-- BEGIN --

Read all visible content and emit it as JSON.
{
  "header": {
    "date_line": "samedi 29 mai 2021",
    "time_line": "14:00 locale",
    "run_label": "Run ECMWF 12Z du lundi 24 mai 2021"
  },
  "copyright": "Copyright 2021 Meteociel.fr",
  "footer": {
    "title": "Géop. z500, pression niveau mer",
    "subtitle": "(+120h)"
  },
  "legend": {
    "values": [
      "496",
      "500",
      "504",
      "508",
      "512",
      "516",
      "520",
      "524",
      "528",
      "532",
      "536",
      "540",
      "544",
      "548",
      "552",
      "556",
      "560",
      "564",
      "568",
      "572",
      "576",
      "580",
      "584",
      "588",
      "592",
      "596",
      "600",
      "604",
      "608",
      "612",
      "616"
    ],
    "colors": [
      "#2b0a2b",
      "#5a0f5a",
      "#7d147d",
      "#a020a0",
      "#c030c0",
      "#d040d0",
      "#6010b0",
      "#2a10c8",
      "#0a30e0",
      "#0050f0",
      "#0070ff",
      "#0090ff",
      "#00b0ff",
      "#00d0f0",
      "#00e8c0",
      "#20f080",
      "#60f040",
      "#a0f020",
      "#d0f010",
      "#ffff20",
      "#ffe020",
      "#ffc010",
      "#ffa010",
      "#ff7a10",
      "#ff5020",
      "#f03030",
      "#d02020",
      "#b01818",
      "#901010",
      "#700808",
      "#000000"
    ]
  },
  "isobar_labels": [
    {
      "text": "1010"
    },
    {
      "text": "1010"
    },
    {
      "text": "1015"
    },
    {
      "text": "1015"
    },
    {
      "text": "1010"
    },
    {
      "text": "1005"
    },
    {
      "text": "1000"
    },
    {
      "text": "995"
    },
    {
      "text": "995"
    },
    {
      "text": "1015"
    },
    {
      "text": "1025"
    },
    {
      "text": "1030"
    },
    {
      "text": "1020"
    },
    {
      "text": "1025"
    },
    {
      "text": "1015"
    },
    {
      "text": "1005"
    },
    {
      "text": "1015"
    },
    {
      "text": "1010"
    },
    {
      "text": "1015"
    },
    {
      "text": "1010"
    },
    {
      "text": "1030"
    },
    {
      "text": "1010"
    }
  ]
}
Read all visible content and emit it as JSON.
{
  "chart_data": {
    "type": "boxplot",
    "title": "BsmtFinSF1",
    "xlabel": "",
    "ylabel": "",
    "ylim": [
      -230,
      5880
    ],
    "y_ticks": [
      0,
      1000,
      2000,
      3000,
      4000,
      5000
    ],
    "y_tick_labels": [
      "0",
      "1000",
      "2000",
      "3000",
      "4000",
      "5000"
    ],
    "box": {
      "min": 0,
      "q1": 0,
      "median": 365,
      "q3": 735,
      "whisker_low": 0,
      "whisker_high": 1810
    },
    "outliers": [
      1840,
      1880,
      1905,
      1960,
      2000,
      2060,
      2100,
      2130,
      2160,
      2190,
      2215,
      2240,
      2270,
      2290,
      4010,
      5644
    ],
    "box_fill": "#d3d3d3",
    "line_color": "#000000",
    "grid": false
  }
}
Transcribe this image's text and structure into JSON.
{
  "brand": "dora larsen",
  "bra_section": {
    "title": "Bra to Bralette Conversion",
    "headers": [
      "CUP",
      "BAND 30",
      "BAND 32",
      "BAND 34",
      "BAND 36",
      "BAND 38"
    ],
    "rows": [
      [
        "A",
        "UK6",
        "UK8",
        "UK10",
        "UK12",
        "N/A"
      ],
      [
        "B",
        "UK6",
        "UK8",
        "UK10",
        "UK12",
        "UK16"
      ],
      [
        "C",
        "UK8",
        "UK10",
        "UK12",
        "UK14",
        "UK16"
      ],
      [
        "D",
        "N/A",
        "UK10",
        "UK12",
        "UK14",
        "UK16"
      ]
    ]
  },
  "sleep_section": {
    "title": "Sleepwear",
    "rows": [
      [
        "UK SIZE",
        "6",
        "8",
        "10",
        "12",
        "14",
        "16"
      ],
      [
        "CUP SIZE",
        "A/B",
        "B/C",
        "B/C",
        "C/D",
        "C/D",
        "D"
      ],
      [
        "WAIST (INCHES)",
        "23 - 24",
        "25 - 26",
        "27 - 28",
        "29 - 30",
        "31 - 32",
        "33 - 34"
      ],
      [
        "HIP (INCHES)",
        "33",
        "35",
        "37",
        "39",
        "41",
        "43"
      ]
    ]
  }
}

-- END --

§ TO BE DONE:
Write out all the data again, exactly as it appears.

§ IN RESPONSE:
Read all visible content and emit it as JSON.
{
  "header": {
    "date_line": "samedi 29 mai 2021",
    "time_line": "14:00 locale",
    "run_label": "Run ECMWF 12Z du lundi 24 mai 2021"
  },
  "copyright": "Copyright 2021 Meteociel.fr",
  "footer": {
    "title": "Géop. z500, pression niveau mer",
    "subtitle": "(+120h)"
  },
  "legend": {
    "values": [
      "496",
      "500",
      "504",
      "508",
      "512",
      "516",
      "520",
      "524",
      "528",
      "532",
      "536",
      "540",
      "544",
      "548",
      "552",
      "556",
      "560",
      "564",
      "568",
      "572",
      "576",
      "580",
      "584",
      "588",
      "592",
      "596",
      "600",
      "604",
      "608",
      "612",
      "616"
    ],
    "colors": [
      "#2b0a2b",
      "#5a0f5a",
      "#7d147d",
      "#a020a0",
      "#c030c0",
      "#d040d0",
      "#6010b0",
      "#2a10c8",
      "#0a30e0",
      "#0050f0",
      "#0070ff",
      "#0090ff",
      "#00b0ff",
      "#00d0f0",
      "#00e8c0",
      "#20f080",
      "#60f040",
      "#a0f020",
      "#d0f010",
      "#ffff20",
      "#ffe020",
      "#ffc010",
      "#ffa010",
      "#ff7a10",
      "#ff5020",
      "#f03030",
      "#d02020",
      "#b01818",
      "#901010",
      "#700808",
      "#000000"
    ]
  },
  "isobar_labels": [
    {
      "text": "1010"
    },
    {
      "text": "1010"
    },
    {
      "text": "1015"
    },
    {
      "text": "1015"
    },
    {
      "text": "1010"
    },
    {
      "text": "1005"
    },
    {
      "text": "1000"
    },
    {
      "text": "995"
    },
    {
      "text": "995"
    },
    {
      "text": "1015"
    },
    {
      "text": "1025"
    },
    {
      "text": "1030"
    },
    {
      "text": "1020"
    },
    {
      "text": "1025"
    },
    {
      "text": "1015"
    },
    {
      "text": "1005"
    },
    {
      "text": "1015"
    },
    {
      "text": "1010"
    },
    {
      "text": "1015"
    },
    {
      "text": "1010"
    },
    {
      "text": "1030"
    },
    {
      "text": "1010"
    }
  ]
}
Read all visible content and emit it as JSON.
{
  "chart_data": {
    "type": "boxplot",
    "title": "BsmtFinSF1",
    "xlabel": "",
    "ylabel": "",
    "ylim": [
      -230,
      5880
    ],
    "y_ticks": [
      0,
      1000,
      2000,
      3000,
      4000,
      5000
    ],
    "y_tick_labels": [
      "0",
      "1000",
      "2000",
      "3000",
      "4000",
      "5000"
    ],
    "box": {
      "min": 0,
      "q1": 0,
      "median": 365,
      "q3": 735,
      "whisker_low": 0,
      "whisker_high": 1810
    },
    "outliers": [
      1840,
      1880,
      1905,
      1960,
      2000,
      2060,
      2100,
      2130,
      2160,
      2190,
      2215,
      2240,
      2270,
      2290,
      4010,
      5644
    ],
    "box_fill": "#d3d3d3",
    "line_color": "#000000",
    "grid": false
  }
}
Transcribe this image's text and structure into JSON.
{
  "brand": "dora larsen",
  "bra_section": {
    "title": "Bra to Bralette Conversion",
    "headers": [
      "CUP",
      "BAND 30",
      "BAND 32",
      "BAND 34",
      "BAND 36",
      "BAND 38"
    ],
    "rows": [
      [
        "A",
        "UK6",
        "UK8",
        "UK10",
        "UK12",
        "N/A"
      ],
      [
        "B",
        "UK6",
        "UK8",
        "UK10",
        "UK12",
        "UK16"
      ],
      [
        "C",
        "UK8",
        "UK10",
        "UK12",
        "UK14",
        "UK16"
      ],
      [
        "D",
        "N/A",
        "UK10",
        "UK12",
        "UK14",
        "UK16"
      ]
    ]
  },
  "sleep_section": {
    "title": "Sleepwear",
    "rows": [
      [
        "UK SIZE",
        "6",
        "8",
        "10",
        "12",
        "14",
        "16"
      ],
      [
        "CUP SIZE",
        "A/B",
        "B/C",
        "B/C",
        "C/D",
        "C/D",
        "D"
      ],
      [
        "WAIST (INCHES)",
        "23 - 24",
        "25 - 26",
        "27 - 28",
        "29 - 30",
        "31 - 32",
        "33 - 34"
      ],
      [
        "HIP (INCHES)",
        "33",
        "35",
        "37",
        "39",
        "41",
        "43"
      ]
    ]
  }
}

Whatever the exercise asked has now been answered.